## Excerpted records
%%

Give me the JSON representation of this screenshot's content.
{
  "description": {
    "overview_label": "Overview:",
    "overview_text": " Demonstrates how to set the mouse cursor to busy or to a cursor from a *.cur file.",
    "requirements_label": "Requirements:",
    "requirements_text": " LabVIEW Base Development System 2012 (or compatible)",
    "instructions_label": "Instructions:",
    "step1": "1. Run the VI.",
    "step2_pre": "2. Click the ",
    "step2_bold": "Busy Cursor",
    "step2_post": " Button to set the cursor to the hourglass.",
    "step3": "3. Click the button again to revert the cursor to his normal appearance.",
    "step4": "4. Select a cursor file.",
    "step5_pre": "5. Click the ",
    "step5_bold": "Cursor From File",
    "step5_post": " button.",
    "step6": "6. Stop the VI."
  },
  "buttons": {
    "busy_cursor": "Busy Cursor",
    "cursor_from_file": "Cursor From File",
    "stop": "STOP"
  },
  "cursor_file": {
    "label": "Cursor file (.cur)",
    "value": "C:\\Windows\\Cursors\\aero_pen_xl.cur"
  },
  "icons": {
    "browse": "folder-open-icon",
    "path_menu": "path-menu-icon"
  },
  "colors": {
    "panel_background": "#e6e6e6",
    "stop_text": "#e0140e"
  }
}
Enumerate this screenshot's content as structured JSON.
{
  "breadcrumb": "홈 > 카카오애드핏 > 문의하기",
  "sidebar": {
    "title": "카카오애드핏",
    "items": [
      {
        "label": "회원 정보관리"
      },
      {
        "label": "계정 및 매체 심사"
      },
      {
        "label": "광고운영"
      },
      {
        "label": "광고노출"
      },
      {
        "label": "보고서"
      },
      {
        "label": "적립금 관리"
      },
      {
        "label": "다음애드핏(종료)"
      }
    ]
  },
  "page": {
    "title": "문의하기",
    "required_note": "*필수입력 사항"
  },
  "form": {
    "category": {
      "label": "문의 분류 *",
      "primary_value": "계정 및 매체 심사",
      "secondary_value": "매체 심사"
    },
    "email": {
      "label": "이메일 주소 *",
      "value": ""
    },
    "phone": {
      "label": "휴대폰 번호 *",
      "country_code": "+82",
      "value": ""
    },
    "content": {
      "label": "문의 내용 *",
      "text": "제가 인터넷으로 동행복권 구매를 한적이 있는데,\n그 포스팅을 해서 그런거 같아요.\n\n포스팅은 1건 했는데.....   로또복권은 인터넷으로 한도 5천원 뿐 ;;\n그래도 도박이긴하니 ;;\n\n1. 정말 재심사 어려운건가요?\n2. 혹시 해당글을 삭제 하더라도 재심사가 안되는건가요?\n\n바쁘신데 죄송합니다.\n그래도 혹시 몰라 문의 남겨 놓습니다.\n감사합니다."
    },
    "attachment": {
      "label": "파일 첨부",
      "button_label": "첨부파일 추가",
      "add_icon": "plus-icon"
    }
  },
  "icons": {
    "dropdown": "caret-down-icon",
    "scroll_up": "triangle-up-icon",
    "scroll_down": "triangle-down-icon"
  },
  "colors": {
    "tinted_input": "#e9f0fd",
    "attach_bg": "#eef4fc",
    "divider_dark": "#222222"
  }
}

%%

## To do
Every line from the one holding "Enumerate this screenshot's" through the final line of the listing must be echoed exactly; leave out all other lines.

## Written solution
Enumerate this screenshot's content as structured JSON.
{
  "breadcrumb": "홈 > 카카오애드핏 > 문의하기",
  "sidebar": {
    "title": "카카오애드핏",
    "items": [
      {
        "label": "회원 정보관리"
      },
      {
        "label": "계정 및 매체 심사"
      },
      {
        "label": "광고운영"
      },
      {
        "label": "광고노출"
      },
      {
        "label": "보고서"
      },
      {
        "label": "적립금 관리"
      },
      {
        "label": "다음애드핏(종료)"
      }
    ]
  },
  "page": {
    "title": "문의하기",
    "required_note": "*필수입력 사항"
  },
  "form": {
    "category": {
      "label": "문의 분류 *",
      "primary_value": "계정 및 매체 심사",
      "secondary_value": "매체 심사"
    },
    "email": {
      "label": "이메일 주소 *",
      "value": ""
    },
    "phone": {
      "label": "휴대폰 번호 *",
      "country_code": "+82",
      "value": ""
    },
    "content": {
      "label": "문의 내용 *",
      "text": "제가 인터넷으로 동행복권 구매를 한적이 있는데,\n그 포스팅을 해서 그런거 같아요.\n\n포스팅은 1건 했는데.....   로또복권은 인터넷으로 한도 5천원 뿐 ;;\n그래도 도박이긴하니 ;;\n\n1. 정말 재심사 어려운건가요?\n2. 혹시 해당글을 삭제 하더라도 재심사가 안되는건가요?\n\n바쁘신데 죄송합니다.\n그래도 혹시 몰라 문의 남겨 놓습니다.\n감사합니다."
    },
    "attachment": {
      "label": "파일 첨부",
      "button_label": "첨부파일 추가",
      "add_icon": "plus-icon"
    }
  },
  "icons": {
    "dropdown": "caret-down-icon",
    "scroll_up": "triangle-up-icon",
    "scroll_down": "triangle-down-icon"
  },
  "colors": {
    "tinted_input": "#e9f0fd",
    "attach_bg": "#eef4fc",
    "divider_dark": "#222222"
  }
}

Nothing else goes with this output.